* [Instructions for the task]
Reproduce all of the data exactly.

---- Material supplied

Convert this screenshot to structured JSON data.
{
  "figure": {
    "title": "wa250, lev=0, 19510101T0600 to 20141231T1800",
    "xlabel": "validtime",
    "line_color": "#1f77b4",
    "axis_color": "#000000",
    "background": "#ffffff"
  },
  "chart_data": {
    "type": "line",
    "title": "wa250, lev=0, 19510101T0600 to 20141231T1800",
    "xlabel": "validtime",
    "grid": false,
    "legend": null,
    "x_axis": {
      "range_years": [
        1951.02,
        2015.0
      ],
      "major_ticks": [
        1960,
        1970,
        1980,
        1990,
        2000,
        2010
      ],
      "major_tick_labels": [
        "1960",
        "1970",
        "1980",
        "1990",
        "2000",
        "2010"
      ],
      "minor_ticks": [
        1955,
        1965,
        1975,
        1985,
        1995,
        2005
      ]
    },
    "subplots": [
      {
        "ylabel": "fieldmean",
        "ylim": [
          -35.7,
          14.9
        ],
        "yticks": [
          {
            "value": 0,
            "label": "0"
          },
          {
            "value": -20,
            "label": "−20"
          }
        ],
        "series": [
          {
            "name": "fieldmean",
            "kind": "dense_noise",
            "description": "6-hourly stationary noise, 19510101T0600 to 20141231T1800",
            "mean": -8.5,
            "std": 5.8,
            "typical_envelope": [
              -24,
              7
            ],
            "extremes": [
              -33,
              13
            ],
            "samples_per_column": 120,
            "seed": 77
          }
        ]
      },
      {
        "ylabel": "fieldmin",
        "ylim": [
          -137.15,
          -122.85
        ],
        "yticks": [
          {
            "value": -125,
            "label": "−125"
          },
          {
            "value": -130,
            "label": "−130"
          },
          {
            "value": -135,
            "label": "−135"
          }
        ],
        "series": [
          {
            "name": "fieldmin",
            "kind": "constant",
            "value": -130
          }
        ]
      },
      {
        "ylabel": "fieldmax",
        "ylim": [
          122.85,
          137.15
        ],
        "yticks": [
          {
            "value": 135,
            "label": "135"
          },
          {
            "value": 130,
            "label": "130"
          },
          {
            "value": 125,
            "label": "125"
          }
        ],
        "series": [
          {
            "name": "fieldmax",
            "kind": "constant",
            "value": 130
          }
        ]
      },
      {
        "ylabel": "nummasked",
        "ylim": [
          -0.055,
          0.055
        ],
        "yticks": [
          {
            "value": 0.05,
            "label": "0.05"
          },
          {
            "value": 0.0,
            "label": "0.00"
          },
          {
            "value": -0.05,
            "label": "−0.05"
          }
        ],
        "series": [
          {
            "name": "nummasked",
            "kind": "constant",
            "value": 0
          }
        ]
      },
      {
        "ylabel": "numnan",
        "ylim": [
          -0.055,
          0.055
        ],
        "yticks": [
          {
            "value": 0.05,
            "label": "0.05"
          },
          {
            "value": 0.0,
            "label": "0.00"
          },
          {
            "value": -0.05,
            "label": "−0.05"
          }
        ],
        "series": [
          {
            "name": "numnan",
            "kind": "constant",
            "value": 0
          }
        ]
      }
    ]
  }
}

--------

* [Right answer]
Convert this screenshot to structured JSON data.
{
  "figure": {
    "title": "wa250, lev=0, 19510101T0600 to 20141231T1800",
    "xlabel": "validtime",
    "line_color": "#1f77b4",
    "axis_color": "#000000",
    "background": "#ffffff"
  },
  "chart_data": {
    "type": "line",
    "title": "wa250, lev=0, 19510101T0600 to 20141231T1800",
    "xlabel": "validtime",
    "grid": false,
    "legend": null,
    "x_axis": {
      "range_years": [
        1951.02,
        2015.0
      ],
      "major_ticks": [
        1960,
        1970,
        1980,
        1990,
        2000,
        2010
      ],
      "major_tick_labels": [
        "1960",
        "1970",
        "1980",
        "1990",
        "2000",
        "2010"
      ],
      "minor_ticks": [
        1955,
        1965,
        1975,
        1985,
        1995,
        2005
      ]
    },
    "subplots": [
      {
        "ylabel": "fieldmean",
        "ylim": [
          -35.7,
          14.9
        ],
        "yticks": [
          {
            "value": 0,
            "label": "0"
          },
          {
            "value": -20,
            "label": "−20"
          }
        ],
        "series": [
          {
            "name": "fieldmean",
            "kind": "dense_noise",
            "description": "6-hourly stationary noise, 19510101T0600 to 20141231T1800",
            "mean": -8.5,
            "std": 5.8,
            "typical_envelope": [
              -24,
              7
            ],
            "extremes": [
              -33,
              13
            ],
            "samples_per_column": 120,
            "seed": 77
          }
        ]
      },
      {
        "ylabel": "fieldmin",
        "ylim": [
          -137.15,
          -122.85
        ],
        "yticks": [
          {
            "value": -125,
            "label": "−125"
          },
          {
            "value": -130,
            "label": "−130"
          },
          {
            "value": -135,
            "label": "−135"
          }
        ],
        "series": [
          {
            "name": "fieldmin",
            "kind": "constant",
            "value": -130
          }
        ]
      },
      {
        "ylabel": "fieldmax",
        "ylim": [
          122.85,
          137.15
        ],
        "yticks": [
          {
            "value": 135,
            "label": "135"
          },
          {
            "value": 130,
            "label": "130"
          },
          {
            "value": 125,
            "label": "125"
          }
        ],
        "series": [
          {
            "name": "fieldmax",
            "kind": "constant",
            "value": 130
          }
        ]
      },
      {
        "ylabel": "nummasked",
        "ylim": [
          -0.055,
          0.055
        ],
        "yticks": [
          {
            "value": 0.05,
            "label": "0.05"
          },
          {
            "value": 0.0,
            "label": "0.00"
          },
          {
            "value": -0.05,
            "label": "−0.05"
          }
        ],
        "series": [
          {
            "name": "nummasked",
            "kind": "constant",
            "value": 0
          }
        ]
      },
      {
        "ylabel": "numnan",
        "ylim": [
          -0.055,
          0.055
        ],
        "yticks": [
          {
            "value": 0.05,
            "label": "0.05"
          },
          {
            "value": 0.0,
            "label": "0.00"
          },
          {
            "value": -0.05,
            "label": "−0.05"
          }
        ],
        "series": [
          {
            "name": "numnan",
            "kind": "constant",
            "value": 0
          }
        ]
      }
    ]
  }
}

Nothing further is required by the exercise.